Dataset records
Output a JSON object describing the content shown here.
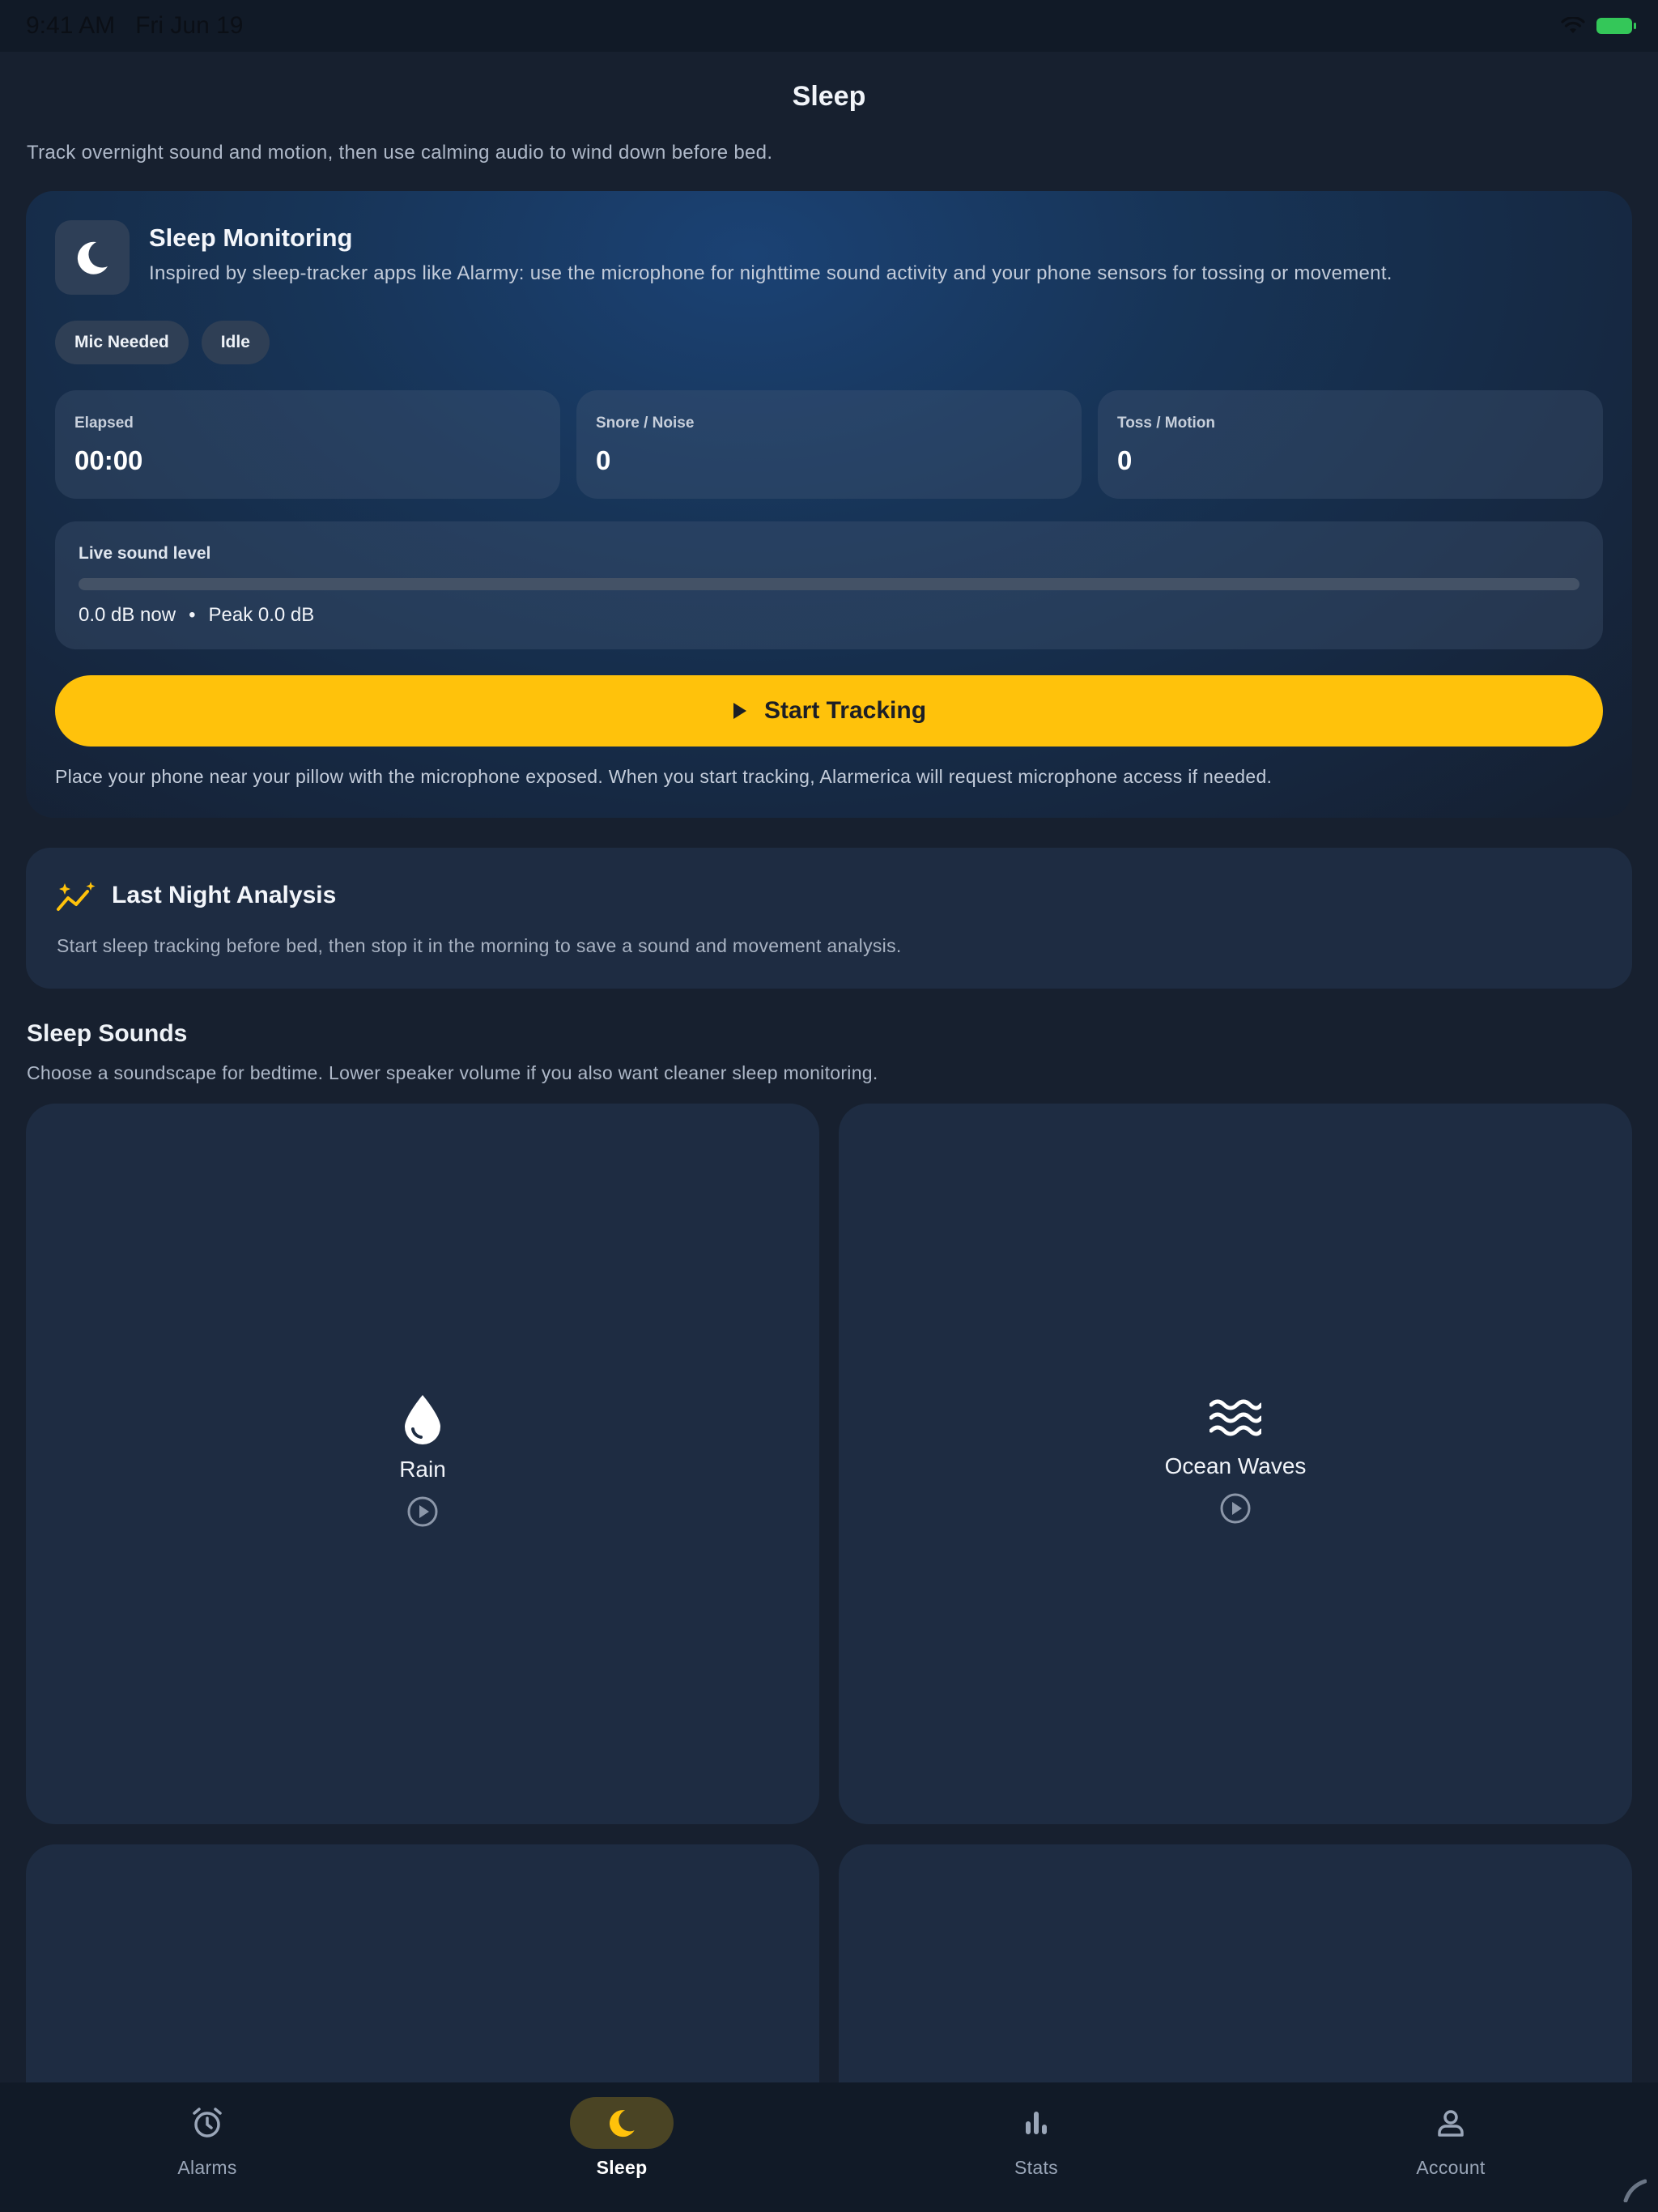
{
  "status_bar": {
    "time": "9:41 AM",
    "date": "Fri Jun 19"
  },
  "header": {
    "title": "Sleep",
    "subtitle": "Track overnight sound and motion, then use calming audio to wind down before bed."
  },
  "monitoring": {
    "title": "Sleep Monitoring",
    "description": "Inspired by sleep-tracker apps like Alarmy: use the microphone for nighttime sound activity and your phone sensors for tossing or movement.",
    "chips": [
      "Mic Needed",
      "Idle"
    ],
    "stats": [
      {
        "label": "Elapsed",
        "value": "00:00"
      },
      {
        "label": "Snore / Noise",
        "value": "0"
      },
      {
        "label": "Toss / Motion",
        "value": "0"
      }
    ],
    "live_level": {
      "label": "Live sound level",
      "level_fraction": 0,
      "now_text": "0.0 dB now",
      "separator": "•",
      "peak_text": "Peak 0.0 dB"
    },
    "start_button": "Start Tracking",
    "hint": "Place your phone near your pillow with the microphone exposed. When you start tracking, Alarmerica will request microphone access if needed."
  },
  "analysis": {
    "title": "Last Night Analysis",
    "description": "Start sleep tracking before bed, then stop it in the morning to save a sound and movement analysis."
  },
  "sounds": {
    "title": "Sleep Sounds",
    "description": "Choose a soundscape for bedtime. Lower speaker volume if you also want cleaner sleep monitoring.",
    "items": [
      {
        "name": "Rain",
        "icon": "water-drop-icon"
      },
      {
        "name": "Ocean Waves",
        "icon": "waves-icon"
      }
    ]
  },
  "nav": {
    "items": [
      {
        "label": "Alarms",
        "icon": "alarm-clock-icon"
      },
      {
        "label": "Sleep",
        "icon": "moon-icon",
        "active": true
      },
      {
        "label": "Stats",
        "icon": "bar-chart-icon"
      },
      {
        "label": "Account",
        "icon": "person-icon"
      }
    ]
  },
  "colors": {
    "accent": "#ffc20b",
    "background": "#17202f",
    "card": "#1e2c42",
    "nav_background": "#111a27",
    "battery": "#34c759"
  }
}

• Objective
Leave the images out and output the remaining material exactly as it stands.

• Result for this exercise
Output a JSON object describing the content shown here.
{
  "status_bar": {
    "time": "9:41 AM",
    "date": "Fri Jun 19"
  },
  "header": {
    "title": "Sleep",
    "subtitle": "Track overnight sound and motion, then use calming audio to wind down before bed."
  },
  "monitoring": {
    "title": "Sleep Monitoring",
    "description": "Inspired by sleep-tracker apps like Alarmy: use the microphone for nighttime sound activity and your phone sensors for tossing or movement.",
    "chips": [
      "Mic Needed",
      "Idle"
    ],
    "stats": [
      {
        "label": "Elapsed",
        "value": "00:00"
      },
      {
        "label": "Snore / Noise",
        "value": "0"
      },
      {
        "label": "Toss / Motion",
        "value": "0"
      }
    ],
    "live_level": {
      "label": "Live sound level",
      "level_fraction": 0,
      "now_text": "0.0 dB now",
      "separator": "•",
      "peak_text": "Peak 0.0 dB"
    },
    "start_button": "Start Tracking",
    "hint": "Place your phone near your pillow with the microphone exposed. When you start tracking, Alarmerica will request microphone access if needed."
  },
  "analysis": {
    "title": "Last Night Analysis",
    "description": "Start sleep tracking before bed, then stop it in the morning to save a sound and movement analysis."
  },
  "sounds": {
    "title": "Sleep Sounds",
    "description": "Choose a soundscape for bedtime. Lower speaker volume if you also want cleaner sleep monitoring.",
    "items": [
      {
        "name": "Rain",
        "icon": "water-drop-icon"
      },
      {
        "name": "Ocean Waves",
        "icon": "waves-icon"
      }
    ]
  },
  "nav": {
    "items": [
      {
        "label": "Alarms",
        "icon": "alarm-clock-icon"
      },
      {
        "label": "Sleep",
        "icon": "moon-icon",
        "active": true
      },
      {
        "label": "Stats",
        "icon": "bar-chart-icon"
      },
      {
        "label": "Account",
        "icon": "person-icon"
      }
    ]
  },
  "colors": {
    "accent": "#ffc20b",
    "background": "#17202f",
    "card": "#1e2c42",
    "nav_background": "#111a27",
    "battery": "#34c759"
  }
}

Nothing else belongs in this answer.